**PROBLEM STATEMENT:**
Copy the data exactly; pictures stay out of the copy.

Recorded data
** Start **

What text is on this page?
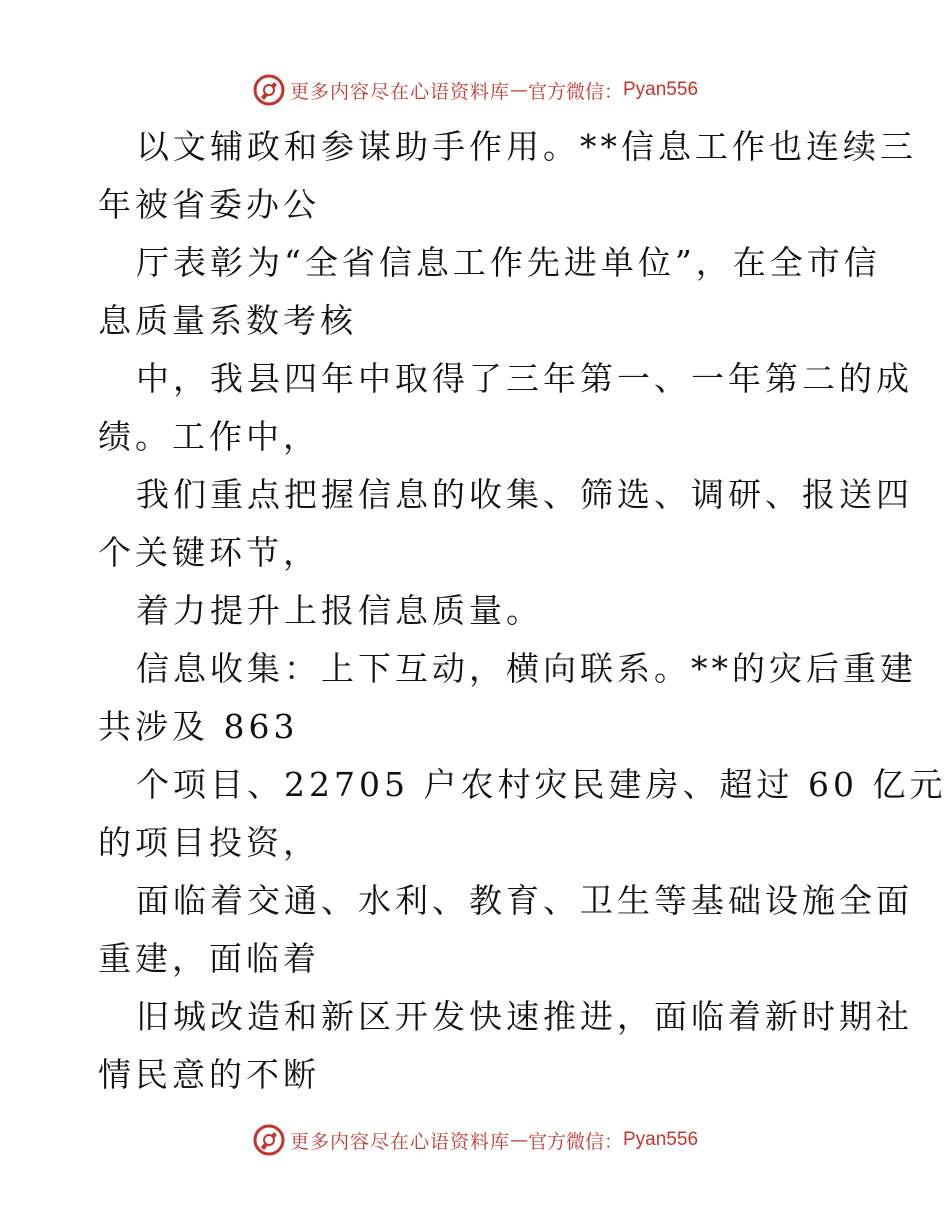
更多内容尽在心语资料库 — 官方微信： Pyan556
以文辅政和参谋助手作用。**信息工作也连续三
年被省委办公
厅表彰为“全省信息工作先进单位”，在全市信
息质量系数考核
中，我县四年中取得了三年第一、一年第二的成
绩。工作中，
我们重点把握信息的收集、筛选、调研、报送四
个关键环节，
着力提升上报信息质量。
信息收集：上下互动，横向联系。**的灾后重建
共涉及 863
个项目、22705 户农村灾民建房、超过 60 亿元
的项目投资，
面临着交通、水利、教育、卫生等基础设施全面
重建，面临着
旧城改造和新区开发快速推进，面临着新时期社
情民意的不断
更多内容尽在心语资料库 — 官方微信： Pyan556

** End **

**FULL ANSWER:**
What text is on this page?
更多内容尽在心语资料库 — 官方微信： Pyan556
以文辅政和参谋助手作用。**信息工作也连续三
年被省委办公
厅表彰为“全省信息工作先进单位”，在全市信
息质量系数考核
中，我县四年中取得了三年第一、一年第二的成
绩。工作中，
我们重点把握信息的收集、筛选、调研、报送四
个关键环节，
着力提升上报信息质量。
信息收集：上下互动，横向联系。**的灾后重建
共涉及 863
个项目、22705 户农村灾民建房、超过 60 亿元
的项目投资，
面临着交通、水利、教育、卫生等基础设施全面
重建，面临着
旧城改造和新区开发快速推进，面临着新时期社
情民意的不断
更多内容尽在心语资料库 — 官方微信： Pyan556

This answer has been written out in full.